-- begin Records for the task --
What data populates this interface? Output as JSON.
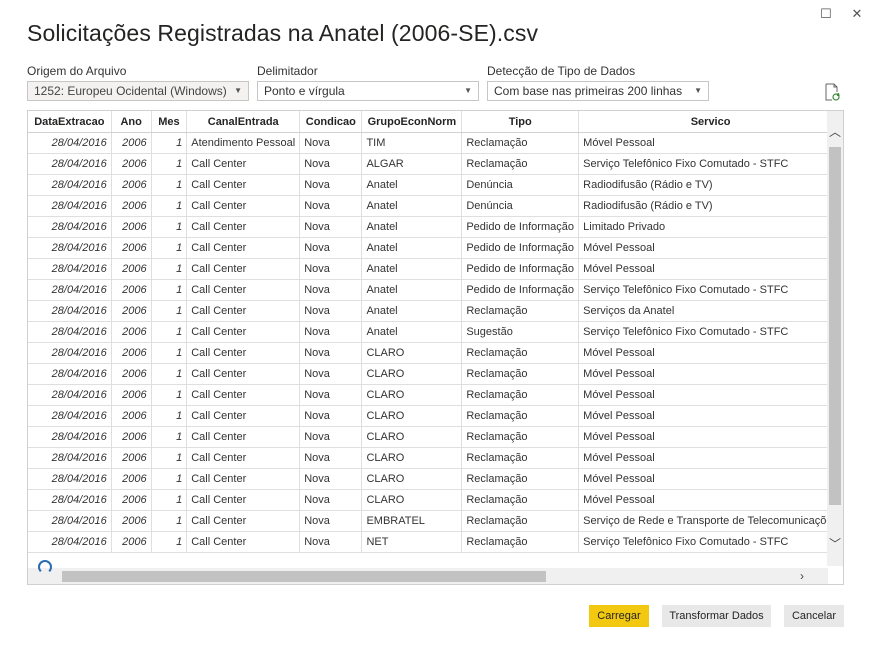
{
  "window": {
    "title": "Solicitações Registradas na Anatel (2006-SE).csv",
    "maximize_glyph": "☐",
    "close_glyph": "✕"
  },
  "options": {
    "origin": {
      "label": "Origem do Arquivo",
      "value": "1252: Europeu Ocidental (Windows)"
    },
    "delimiter": {
      "label": "Delimitador",
      "value": "Ponto e vírgula"
    },
    "detection": {
      "label": "Detecção de Tipo de Dados",
      "value": "Com base nas primeiras 200 linhas"
    }
  },
  "table": {
    "columns": [
      "DataExtracao",
      "Ano",
      "Mes",
      "CanalEntrada",
      "Condicao",
      "GrupoEconNorm",
      "Tipo",
      "Servico"
    ],
    "rows": [
      [
        "28/04/2016",
        "2006",
        "1",
        "Atendimento Pessoal",
        "Nova",
        "TIM",
        "Reclamação",
        "Móvel Pessoal"
      ],
      [
        "28/04/2016",
        "2006",
        "1",
        "Call Center",
        "Nova",
        "ALGAR",
        "Reclamação",
        "Serviço Telefônico Fixo Comutado - STFC"
      ],
      [
        "28/04/2016",
        "2006",
        "1",
        "Call Center",
        "Nova",
        "Anatel",
        "Denúncia",
        "Radiodifusão (Rádio e TV)"
      ],
      [
        "28/04/2016",
        "2006",
        "1",
        "Call Center",
        "Nova",
        "Anatel",
        "Denúncia",
        "Radiodifusão (Rádio e TV)"
      ],
      [
        "28/04/2016",
        "2006",
        "1",
        "Call Center",
        "Nova",
        "Anatel",
        "Pedido de Informação",
        "Limitado Privado"
      ],
      [
        "28/04/2016",
        "2006",
        "1",
        "Call Center",
        "Nova",
        "Anatel",
        "Pedido de Informação",
        "Móvel Pessoal"
      ],
      [
        "28/04/2016",
        "2006",
        "1",
        "Call Center",
        "Nova",
        "Anatel",
        "Pedido de Informação",
        "Móvel Pessoal"
      ],
      [
        "28/04/2016",
        "2006",
        "1",
        "Call Center",
        "Nova",
        "Anatel",
        "Pedido de Informação",
        "Serviço Telefônico Fixo Comutado - STFC"
      ],
      [
        "28/04/2016",
        "2006",
        "1",
        "Call Center",
        "Nova",
        "Anatel",
        "Reclamação",
        "Serviços da Anatel"
      ],
      [
        "28/04/2016",
        "2006",
        "1",
        "Call Center",
        "Nova",
        "Anatel",
        "Sugestão",
        "Serviço Telefônico Fixo Comutado - STFC"
      ],
      [
        "28/04/2016",
        "2006",
        "1",
        "Call Center",
        "Nova",
        "CLARO",
        "Reclamação",
        "Móvel Pessoal"
      ],
      [
        "28/04/2016",
        "2006",
        "1",
        "Call Center",
        "Nova",
        "CLARO",
        "Reclamação",
        "Móvel Pessoal"
      ],
      [
        "28/04/2016",
        "2006",
        "1",
        "Call Center",
        "Nova",
        "CLARO",
        "Reclamação",
        "Móvel Pessoal"
      ],
      [
        "28/04/2016",
        "2006",
        "1",
        "Call Center",
        "Nova",
        "CLARO",
        "Reclamação",
        "Móvel Pessoal"
      ],
      [
        "28/04/2016",
        "2006",
        "1",
        "Call Center",
        "Nova",
        "CLARO",
        "Reclamação",
        "Móvel Pessoal"
      ],
      [
        "28/04/2016",
        "2006",
        "1",
        "Call Center",
        "Nova",
        "CLARO",
        "Reclamação",
        "Móvel Pessoal"
      ],
      [
        "28/04/2016",
        "2006",
        "1",
        "Call Center",
        "Nova",
        "CLARO",
        "Reclamação",
        "Móvel Pessoal"
      ],
      [
        "28/04/2016",
        "2006",
        "1",
        "Call Center",
        "Nova",
        "CLARO",
        "Reclamação",
        "Móvel Pessoal"
      ],
      [
        "28/04/2016",
        "2006",
        "1",
        "Call Center",
        "Nova",
        "EMBRATEL",
        "Reclamação",
        "Serviço de Rede e Transporte de Telecomunicações"
      ],
      [
        "28/04/2016",
        "2006",
        "1",
        "Call Center",
        "Nova",
        "NET",
        "Reclamação",
        "Serviço Telefônico Fixo Comutado - STFC"
      ]
    ]
  },
  "buttons": {
    "load": "Carregar",
    "transform": "Transformar Dados",
    "cancel": "Cancelar"
  },
  "colors": {
    "accent": "#f2c811"
  }
}
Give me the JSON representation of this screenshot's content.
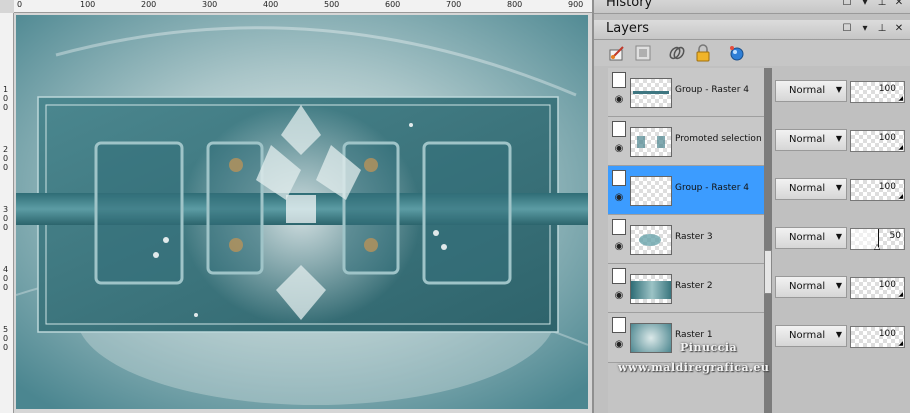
{
  "ruler": {
    "top_ticks": [
      "0",
      "100",
      "200",
      "300",
      "400",
      "500",
      "600",
      "700",
      "800",
      "900"
    ],
    "left_ticks": [
      "1\n0\n0",
      "2\n0\n0",
      "3\n0\n0",
      "4\n0\n0",
      "5\n0\n0"
    ]
  },
  "history_panel": {
    "title": "History"
  },
  "layers_panel": {
    "title": "Layers",
    "toolbar_icons": [
      "paintbrush-icon",
      "mask-icon",
      "link-icon",
      "lock-icon",
      "sphere-icon"
    ],
    "layers": [
      {
        "name": "Group - Raster 4",
        "blend_mode": "Normal",
        "opacity": "100",
        "selected": false
      },
      {
        "name": "Promoted selection",
        "blend_mode": "Normal",
        "opacity": "100",
        "selected": false
      },
      {
        "name": "Group - Raster 4",
        "blend_mode": "Normal",
        "opacity": "100",
        "selected": true
      },
      {
        "name": "Raster 3",
        "blend_mode": "Normal",
        "opacity": "50",
        "selected": false
      },
      {
        "name": "Raster 2",
        "blend_mode": "Normal",
        "opacity": "100",
        "selected": false
      },
      {
        "name": "Raster 1",
        "blend_mode": "Normal",
        "opacity": "100",
        "selected": false
      }
    ]
  },
  "watermark": {
    "line1": "Pinuccia",
    "line2": "www.maldiregrafica.eu"
  },
  "colors": {
    "selection": "#3c9cff",
    "canvas_teal": "#4e8a94",
    "panel_bg": "#c0c0c0"
  }
}
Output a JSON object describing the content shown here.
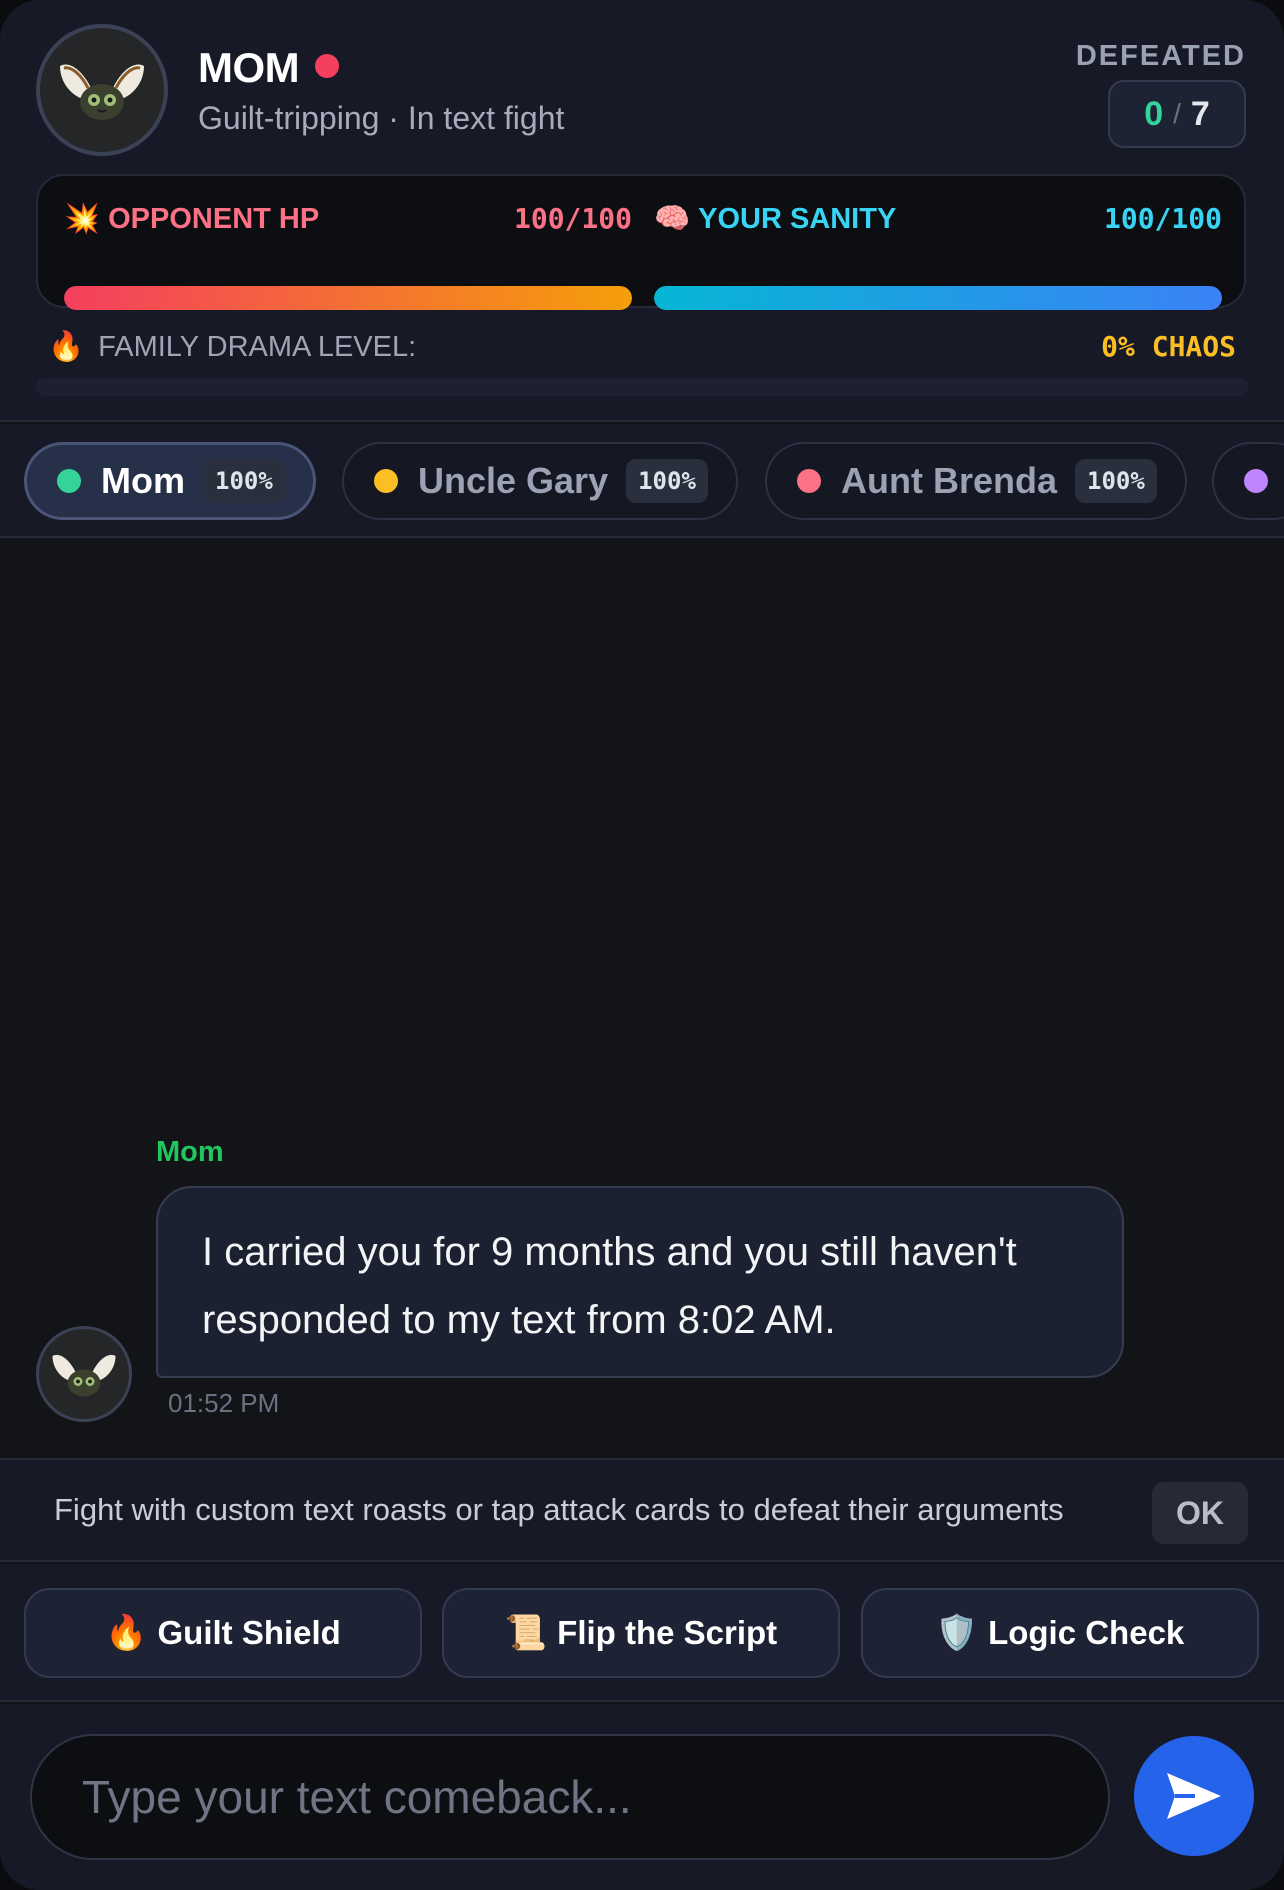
{
  "header": {
    "opponent_name": "MOM",
    "status_text": "Guilt-tripping · In text fight",
    "defeated_label": "DEFEATED",
    "defeated_count": "0",
    "defeated_separator": "/",
    "defeated_total": "7"
  },
  "stats": {
    "opponent_hp": {
      "icon": "💥",
      "label": "OPPONENT HP",
      "value_text": "100/100",
      "fraction": 1.0
    },
    "your_sanity": {
      "icon": "🧠",
      "label": "YOUR SANITY",
      "value_text": "100/100",
      "fraction": 1.0
    }
  },
  "drama": {
    "icon": "🔥",
    "label": "FAMILY DRAMA LEVEL:",
    "value_text": "0% CHAOS",
    "fraction": 0.0
  },
  "tabs": [
    {
      "name": "Mom",
      "pct": "100%",
      "dot_color": "#34d399",
      "active": true
    },
    {
      "name": "Uncle Gary",
      "pct": "100%",
      "dot_color": "#fbbf24",
      "active": false
    },
    {
      "name": "Aunt Brenda",
      "pct": "100%",
      "dot_color": "#fb7185",
      "active": false
    },
    {
      "name": "",
      "pct": "",
      "dot_color": "#c084fc",
      "active": false
    }
  ],
  "chat": {
    "messages": [
      {
        "sender": "Mom",
        "text": "I carried you for 9 months and you still haven't responded to my text from 8:02 AM.",
        "time": "01:52 PM"
      }
    ]
  },
  "hint": {
    "text": "Fight with custom text roasts or tap attack cards to defeat their arguments",
    "ok_label": "OK"
  },
  "attack_cards": [
    {
      "icon": "🔥",
      "label": "Guilt Shield"
    },
    {
      "icon": "📜",
      "label": "Flip the Script"
    },
    {
      "icon": "🛡️",
      "label": "Logic Check"
    }
  ],
  "composer": {
    "placeholder": "Type your text comeback...",
    "value": ""
  },
  "colors": {
    "accent_send": "#2563eb",
    "hp_red": "#fb7185",
    "sanity_cyan": "#38d4f4",
    "chaos_yellow": "#fbbf24",
    "sender_green": "#22c55e"
  },
  "icons": {
    "avatar": "cat-ears-avatar-icon",
    "send": "send-arrow-icon",
    "online": "online-status-dot"
  }
}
-- end Records for the task --
**Directive**:
Of the lines above, copy each that contains "title".

**Written solution**:
    "title": "Solicitações Registradas na Anatel (2006-SE).csv",
    "title": "History"
    "title": "Layers",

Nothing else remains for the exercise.